§ Problem to solve: Answer with a number only: how many lines of the data contain "frame"?

*** Task material

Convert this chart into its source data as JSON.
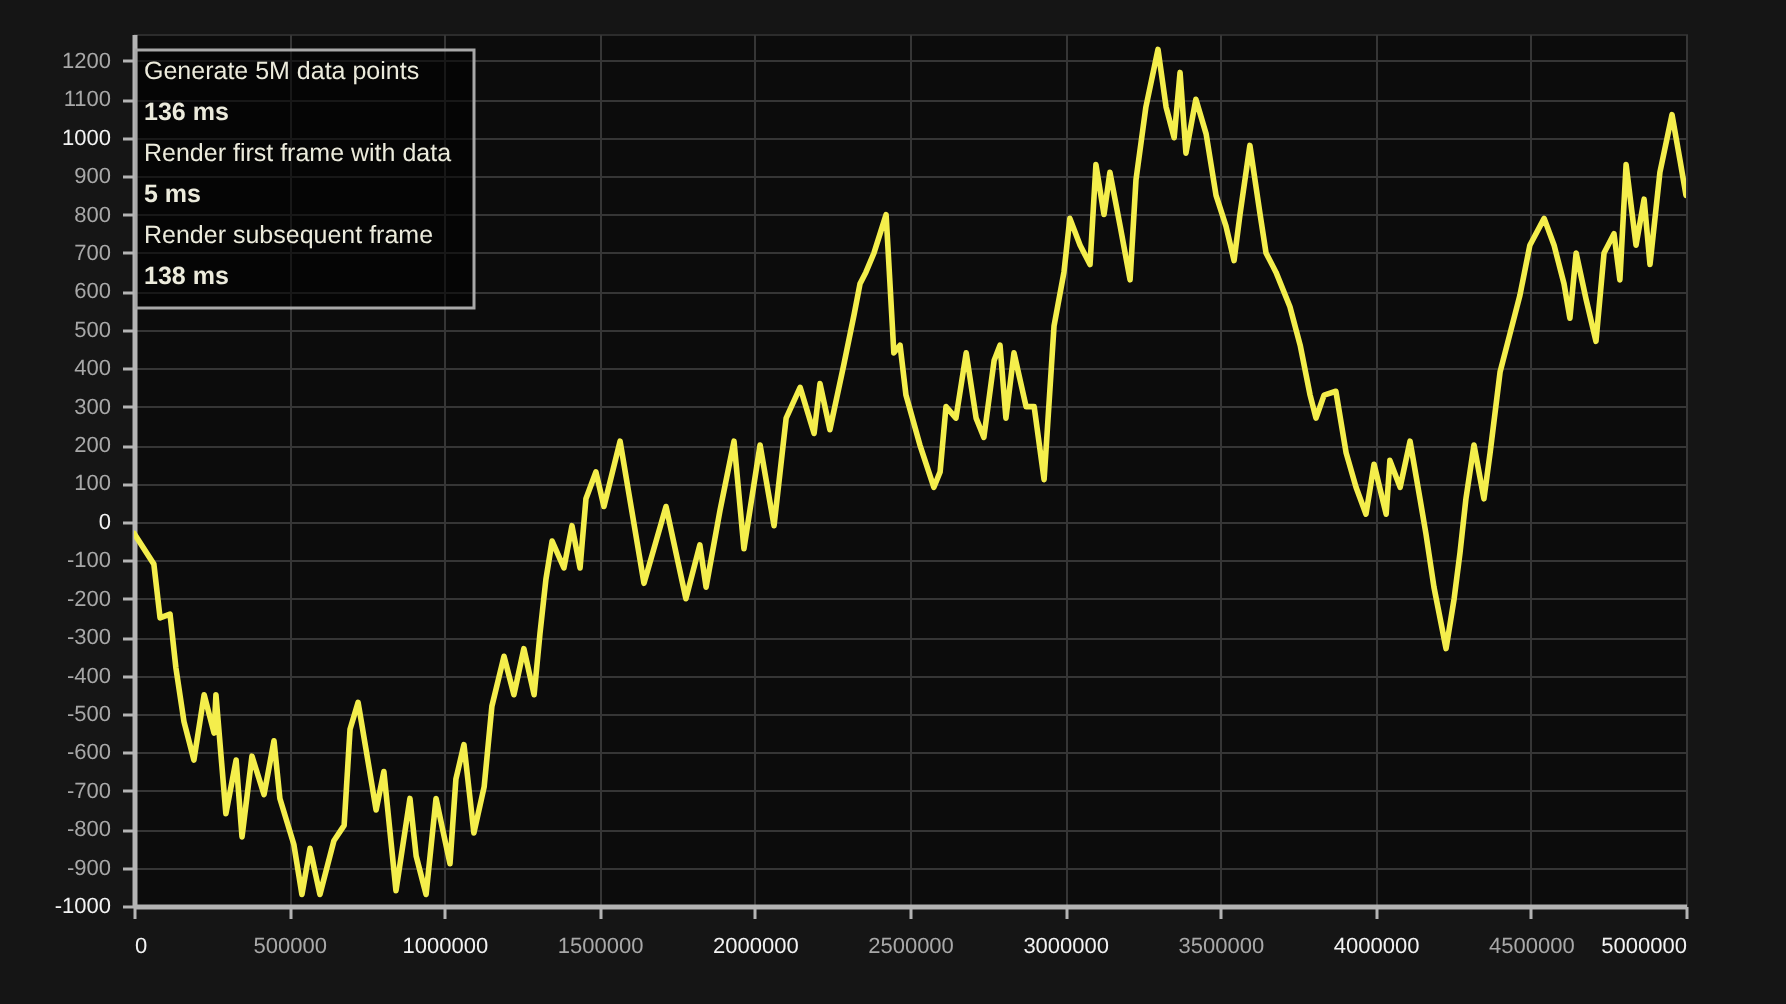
{
  "chart_data": {
    "type": "line",
    "annotations": [
      "Generate 5M data points",
      "136 ms",
      "Render first frame with data",
      "5 ms",
      "Render subsequent frame",
      "138 ms"
    ],
    "x": [
      0,
      64000,
      84000,
      116000,
      135000,
      161000,
      193000,
      226000,
      258000,
      264000,
      296000,
      329000,
      348000,
      380000,
      419000,
      451000,
      470000,
      515000,
      541000,
      567000,
      599000,
      644000,
      677000,
      696000,
      722000,
      747000,
      780000,
      805000,
      844000,
      889000,
      909000,
      941000,
      973000,
      1018000,
      1037000,
      1063000,
      1095000,
      1128000,
      1153000,
      1192000,
      1224000,
      1256000,
      1289000,
      1308000,
      1327000,
      1347000,
      1385000,
      1411000,
      1437000,
      1456000,
      1488000,
      1514000,
      1566000,
      1643000,
      1714000,
      1778000,
      1823000,
      1843000,
      1888000,
      1933000,
      1965000,
      2017000,
      2062000,
      2101000,
      2146000,
      2191000,
      2210000,
      2242000,
      2287000,
      2320000,
      2339000,
      2358000,
      2384000,
      2423000,
      2448000,
      2468000,
      2487000,
      2532000,
      2577000,
      2597000,
      2616000,
      2648000,
      2681000,
      2713000,
      2738000,
      2771000,
      2790000,
      2809000,
      2835000,
      2874000,
      2900000,
      2932000,
      2964000,
      2996000,
      3015000,
      3048000,
      3080000,
      3099000,
      3125000,
      3144000,
      3177000,
      3209000,
      3228000,
      3260000,
      3299000,
      3325000,
      3351000,
      3370000,
      3389000,
      3421000,
      3454000,
      3486000,
      3518000,
      3544000,
      3563000,
      3595000,
      3628000,
      3647000,
      3679000,
      3724000,
      3757000,
      3789000,
      3808000,
      3834000,
      3872000,
      3905000,
      3937000,
      3969000,
      3995000,
      4034000,
      4046000,
      4079000,
      4111000,
      4143000,
      4162000,
      4188000,
      4227000,
      4253000,
      4272000,
      4291000,
      4317000,
      4349000,
      4369000,
      4401000,
      4433000,
      4465000,
      4497000,
      4543000,
      4575000,
      4607000,
      4626000,
      4646000,
      4678000,
      4710000,
      4736000,
      4768000,
      4787000,
      4807000,
      4839000,
      4865000,
      4884000,
      4916000,
      4955000,
      4981000,
      5000000
    ],
    "series": [
      {
        "color": "#f4ee4c",
        "values": [
          -30,
          -110,
          -250,
          -240,
          -380,
          -520,
          -620,
          -450,
          -550,
          -450,
          -760,
          -620,
          -820,
          -610,
          -710,
          -570,
          -720,
          -840,
          -970,
          -850,
          -970,
          -830,
          -790,
          -540,
          -470,
          -590,
          -750,
          -650,
          -960,
          -720,
          -870,
          -970,
          -720,
          -890,
          -670,
          -580,
          -810,
          -690,
          -480,
          -350,
          -450,
          -330,
          -450,
          -290,
          -150,
          -50,
          -120,
          -10,
          -120,
          60,
          130,
          40,
          210,
          -160,
          40,
          -200,
          -60,
          -170,
          30,
          210,
          -70,
          200,
          -10,
          270,
          350,
          230,
          360,
          240,
          410,
          540,
          620,
          650,
          700,
          800,
          440,
          460,
          330,
          200,
          90,
          130,
          300,
          270,
          440,
          270,
          220,
          420,
          460,
          270,
          440,
          300,
          300,
          110,
          510,
          650,
          790,
          720,
          670,
          930,
          800,
          910,
          770,
          630,
          890,
          1080,
          1230,
          1080,
          1000,
          1170,
          960,
          1100,
          1010,
          850,
          770,
          680,
          800,
          980,
          800,
          700,
          650,
          560,
          460,
          330,
          270,
          330,
          340,
          180,
          90,
          20,
          150,
          20,
          160,
          90,
          210,
          60,
          -30,
          -170,
          -330,
          -200,
          -80,
          60,
          200,
          60,
          180,
          390,
          490,
          590,
          720,
          790,
          720,
          620,
          530,
          700,
          580,
          470,
          700,
          750,
          630,
          930,
          720,
          840,
          670,
          910,
          1060,
          940,
          850
        ]
      }
    ],
    "xlim": [
      0,
      5000000
    ],
    "xticks": [
      0,
      500000,
      1000000,
      1500000,
      2000000,
      2500000,
      3000000,
      3500000,
      4000000,
      4500000,
      5000000
    ],
    "ylim": [
      -1000,
      1270
    ],
    "yticks": [
      -1000,
      -900,
      -800,
      -700,
      -600,
      -500,
      -400,
      -300,
      -200,
      -100,
      0,
      100,
      200,
      300,
      400,
      500,
      600,
      700,
      800,
      900,
      1000,
      1100,
      1200
    ],
    "grid": true,
    "line_style": "solid"
  }
}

******

§ Expected output: 2